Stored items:

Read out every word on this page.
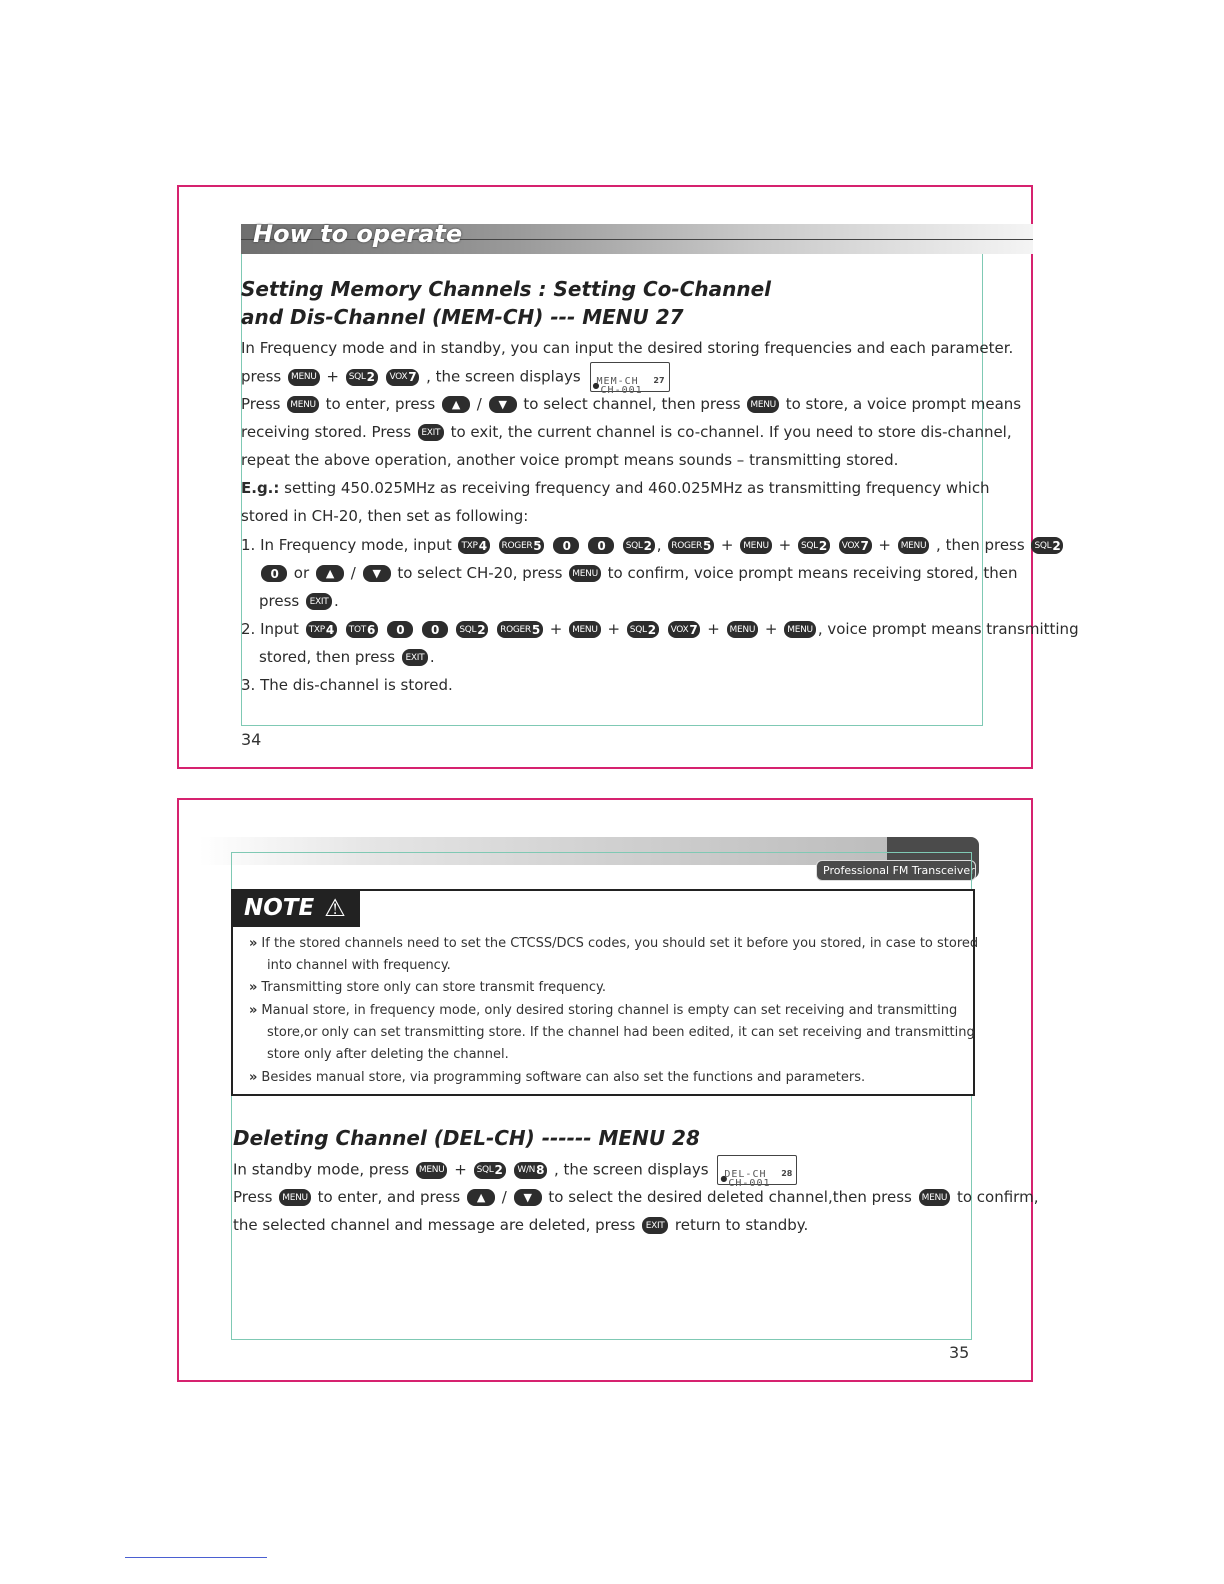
How to operate
Setting Memory Channels : Setting Co-Channel
and Dis-Channel (MEM-CH) --- MENU 27
In Frequency mode and in standby, you can input the desired storing frequencies and each parameter.
press MENU + SQL 2
VOX 7 , the screen displays ●
MEM-CH
CH-001
27
Press MENU to enter, press ▲ / ▼ to select channel, then press MENU to store, a voice prompt means
receiving stored. Press EXIT to exit, the current channel is co-channel. If you need to store dis-channel,
repeat the above operation, another voice prompt means sounds – transmitting stored.
E.g.: setting 450.025MHz as receiving frequency and 460.025MHz as transmitting frequency which
stored in CH-20, then set as following:
1. In Frequency mode, input TXP 4
ROGER 5
0
0
SQL 2 , ROGER 5 + MENU + SQL 2
VOX 7 + MENU , then press SQL 2
0 or ▲ / ▼ to select CH-20, press MENU to confirm, voice prompt means receiving stored, then
press EXIT .
2. Input TXP 4
TOT 6
0
0
SQL 2
ROGER 5 + MENU + SQL 2
VOX 7 + MENU + MENU , voice prompt means transmitting
stored, then press EXIT .
3. The dis-channel is stored.
34
Professional FM Transceiver
NOTE ⚠
» If the stored channels need to set the CTCSS/DCS codes, you should set it before you stored, in case to stored
into channel with frequency.
» Transmitting store only can store transmit frequency.
» Manual store, in frequency mode, only desired storing channel is empty can set receiving and transmitting
store,or only can set transmitting store. If the channel had been edited, it can set receiving and transmitting
store only after deleting the channel.
» Besides manual store, via programming software can also set the functions and parameters.
Deleting Channel (DEL-CH) ------ MENU 28
In standby mode, press MENU + SQL 2
W/N 8 , the screen displays ●
DEL-CH
CH-001
28
Press MENU to enter, and press ▲ / ▼ to select the desired deleted channel,then press MENU to confirm,
the selected channel and message are deleted, press EXIT return to standby.
35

Job:
For the listing above, identify each line bearing "screen".

Task response:
VOX 7 , the screen displays ●
W/N 8 , the screen displays ●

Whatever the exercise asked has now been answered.